Every line that holds "竖屏转横屏" should be shown.

━━━ Supplied information

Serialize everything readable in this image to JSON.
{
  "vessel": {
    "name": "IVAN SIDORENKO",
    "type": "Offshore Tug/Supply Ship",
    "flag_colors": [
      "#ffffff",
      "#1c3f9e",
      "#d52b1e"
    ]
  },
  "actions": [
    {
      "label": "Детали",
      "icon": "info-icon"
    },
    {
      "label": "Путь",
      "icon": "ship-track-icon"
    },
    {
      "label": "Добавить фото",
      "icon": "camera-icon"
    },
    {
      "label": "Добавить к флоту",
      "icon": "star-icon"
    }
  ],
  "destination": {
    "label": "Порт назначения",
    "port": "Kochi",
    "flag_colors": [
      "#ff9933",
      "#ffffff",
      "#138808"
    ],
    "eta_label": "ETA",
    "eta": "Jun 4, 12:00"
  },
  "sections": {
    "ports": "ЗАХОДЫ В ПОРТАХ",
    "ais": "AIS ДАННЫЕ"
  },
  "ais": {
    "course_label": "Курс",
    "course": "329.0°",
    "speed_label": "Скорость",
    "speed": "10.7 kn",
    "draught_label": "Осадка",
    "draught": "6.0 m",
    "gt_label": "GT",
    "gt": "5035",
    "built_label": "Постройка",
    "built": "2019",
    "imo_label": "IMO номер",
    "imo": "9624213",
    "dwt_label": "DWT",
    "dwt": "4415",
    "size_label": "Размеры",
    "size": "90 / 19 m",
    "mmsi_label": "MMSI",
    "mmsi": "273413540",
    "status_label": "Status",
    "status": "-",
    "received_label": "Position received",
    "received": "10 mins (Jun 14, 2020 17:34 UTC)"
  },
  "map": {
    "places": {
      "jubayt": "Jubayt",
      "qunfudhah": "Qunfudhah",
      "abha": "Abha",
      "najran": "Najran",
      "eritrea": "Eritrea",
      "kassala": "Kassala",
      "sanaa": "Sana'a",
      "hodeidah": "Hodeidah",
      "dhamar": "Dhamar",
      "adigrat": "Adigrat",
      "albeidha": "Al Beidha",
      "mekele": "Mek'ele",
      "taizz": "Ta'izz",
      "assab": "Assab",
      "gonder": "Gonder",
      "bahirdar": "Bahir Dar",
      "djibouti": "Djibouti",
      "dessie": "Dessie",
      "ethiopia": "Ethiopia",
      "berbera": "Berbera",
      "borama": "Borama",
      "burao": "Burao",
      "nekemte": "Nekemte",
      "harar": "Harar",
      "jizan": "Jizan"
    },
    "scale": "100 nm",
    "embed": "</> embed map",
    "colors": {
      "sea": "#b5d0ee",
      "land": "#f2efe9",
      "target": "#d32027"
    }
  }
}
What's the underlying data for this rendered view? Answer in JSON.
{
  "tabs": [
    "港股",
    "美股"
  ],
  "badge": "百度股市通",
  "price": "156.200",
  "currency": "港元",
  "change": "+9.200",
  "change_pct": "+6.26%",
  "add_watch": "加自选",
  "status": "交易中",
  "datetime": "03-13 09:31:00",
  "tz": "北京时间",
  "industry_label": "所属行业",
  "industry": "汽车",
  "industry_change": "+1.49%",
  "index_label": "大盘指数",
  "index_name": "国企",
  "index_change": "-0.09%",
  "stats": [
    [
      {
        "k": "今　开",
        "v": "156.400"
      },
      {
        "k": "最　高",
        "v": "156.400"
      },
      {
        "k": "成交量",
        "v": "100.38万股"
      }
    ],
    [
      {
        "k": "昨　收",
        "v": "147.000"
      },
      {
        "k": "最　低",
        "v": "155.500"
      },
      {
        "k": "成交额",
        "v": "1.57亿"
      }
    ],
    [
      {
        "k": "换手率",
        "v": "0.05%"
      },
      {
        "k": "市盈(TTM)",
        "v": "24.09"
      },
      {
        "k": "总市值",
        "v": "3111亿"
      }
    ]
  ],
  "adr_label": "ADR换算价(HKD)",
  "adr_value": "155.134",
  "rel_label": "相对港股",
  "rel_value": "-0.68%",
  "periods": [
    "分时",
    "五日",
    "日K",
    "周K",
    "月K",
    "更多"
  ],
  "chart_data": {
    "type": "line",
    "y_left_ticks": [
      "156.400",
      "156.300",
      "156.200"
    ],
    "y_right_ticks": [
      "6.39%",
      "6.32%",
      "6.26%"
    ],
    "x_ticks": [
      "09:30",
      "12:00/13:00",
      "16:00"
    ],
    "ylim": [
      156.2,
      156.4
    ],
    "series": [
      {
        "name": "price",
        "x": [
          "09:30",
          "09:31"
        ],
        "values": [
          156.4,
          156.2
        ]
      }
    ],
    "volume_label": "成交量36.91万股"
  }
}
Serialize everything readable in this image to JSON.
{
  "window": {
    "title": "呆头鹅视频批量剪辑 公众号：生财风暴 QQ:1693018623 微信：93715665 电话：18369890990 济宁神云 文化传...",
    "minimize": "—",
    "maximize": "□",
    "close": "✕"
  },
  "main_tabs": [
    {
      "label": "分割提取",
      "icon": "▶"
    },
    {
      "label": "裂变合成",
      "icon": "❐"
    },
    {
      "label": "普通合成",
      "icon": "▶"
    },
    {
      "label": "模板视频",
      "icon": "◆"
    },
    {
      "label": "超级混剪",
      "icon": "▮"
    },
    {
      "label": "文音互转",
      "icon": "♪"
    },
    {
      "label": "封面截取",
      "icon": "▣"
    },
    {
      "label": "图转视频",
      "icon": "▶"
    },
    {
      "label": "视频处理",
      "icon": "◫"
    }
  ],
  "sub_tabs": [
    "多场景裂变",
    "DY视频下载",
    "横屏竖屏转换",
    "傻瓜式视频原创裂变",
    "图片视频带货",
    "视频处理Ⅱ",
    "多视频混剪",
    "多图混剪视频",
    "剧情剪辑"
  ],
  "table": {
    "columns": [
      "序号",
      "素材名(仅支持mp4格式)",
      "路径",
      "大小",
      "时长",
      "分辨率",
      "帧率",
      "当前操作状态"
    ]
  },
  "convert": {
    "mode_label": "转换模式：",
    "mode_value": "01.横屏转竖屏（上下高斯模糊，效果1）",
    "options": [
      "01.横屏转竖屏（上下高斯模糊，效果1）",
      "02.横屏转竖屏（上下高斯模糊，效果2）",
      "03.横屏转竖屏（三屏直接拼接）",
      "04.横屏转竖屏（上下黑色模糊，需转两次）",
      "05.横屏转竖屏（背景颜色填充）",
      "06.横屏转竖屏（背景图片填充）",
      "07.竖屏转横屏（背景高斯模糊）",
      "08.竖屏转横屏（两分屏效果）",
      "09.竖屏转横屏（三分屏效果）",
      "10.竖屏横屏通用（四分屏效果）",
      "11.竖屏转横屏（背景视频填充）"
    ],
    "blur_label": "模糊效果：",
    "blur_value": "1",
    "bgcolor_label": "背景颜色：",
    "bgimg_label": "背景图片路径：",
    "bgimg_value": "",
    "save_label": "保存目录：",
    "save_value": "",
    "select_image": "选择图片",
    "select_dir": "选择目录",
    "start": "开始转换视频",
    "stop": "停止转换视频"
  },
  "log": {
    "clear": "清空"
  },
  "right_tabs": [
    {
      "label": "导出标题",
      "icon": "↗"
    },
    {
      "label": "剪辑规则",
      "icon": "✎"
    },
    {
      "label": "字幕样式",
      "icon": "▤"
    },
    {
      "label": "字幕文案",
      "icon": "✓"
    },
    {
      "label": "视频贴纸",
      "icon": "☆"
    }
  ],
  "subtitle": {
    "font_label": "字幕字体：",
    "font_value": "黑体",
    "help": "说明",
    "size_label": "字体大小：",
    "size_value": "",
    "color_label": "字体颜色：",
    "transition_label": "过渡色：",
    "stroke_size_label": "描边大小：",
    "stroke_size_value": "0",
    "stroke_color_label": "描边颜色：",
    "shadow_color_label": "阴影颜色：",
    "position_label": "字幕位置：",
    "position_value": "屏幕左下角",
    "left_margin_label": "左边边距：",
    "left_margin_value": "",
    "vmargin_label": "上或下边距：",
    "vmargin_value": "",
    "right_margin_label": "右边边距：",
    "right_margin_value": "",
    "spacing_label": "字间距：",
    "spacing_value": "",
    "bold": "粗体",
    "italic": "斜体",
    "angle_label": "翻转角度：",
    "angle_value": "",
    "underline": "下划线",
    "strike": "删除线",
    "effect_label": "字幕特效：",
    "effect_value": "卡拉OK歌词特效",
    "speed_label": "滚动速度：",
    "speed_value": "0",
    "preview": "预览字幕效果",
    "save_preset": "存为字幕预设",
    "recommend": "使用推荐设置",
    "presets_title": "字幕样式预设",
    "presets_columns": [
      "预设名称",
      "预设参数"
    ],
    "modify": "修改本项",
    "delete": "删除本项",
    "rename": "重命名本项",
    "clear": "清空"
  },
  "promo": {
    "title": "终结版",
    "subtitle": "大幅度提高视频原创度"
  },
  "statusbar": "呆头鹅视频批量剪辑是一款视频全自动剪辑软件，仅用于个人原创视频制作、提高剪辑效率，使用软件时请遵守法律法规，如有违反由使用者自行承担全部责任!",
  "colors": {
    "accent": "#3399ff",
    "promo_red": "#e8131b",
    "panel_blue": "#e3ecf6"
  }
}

━━━━━━

* [Task result]:
      "07.竖屏转横屏（背景高斯模糊）",
      "08.竖屏转横屏（两分屏效果）",
      "09.竖屏转横屏（三分屏效果）",
      "11.竖屏转横屏（背景视频填充）"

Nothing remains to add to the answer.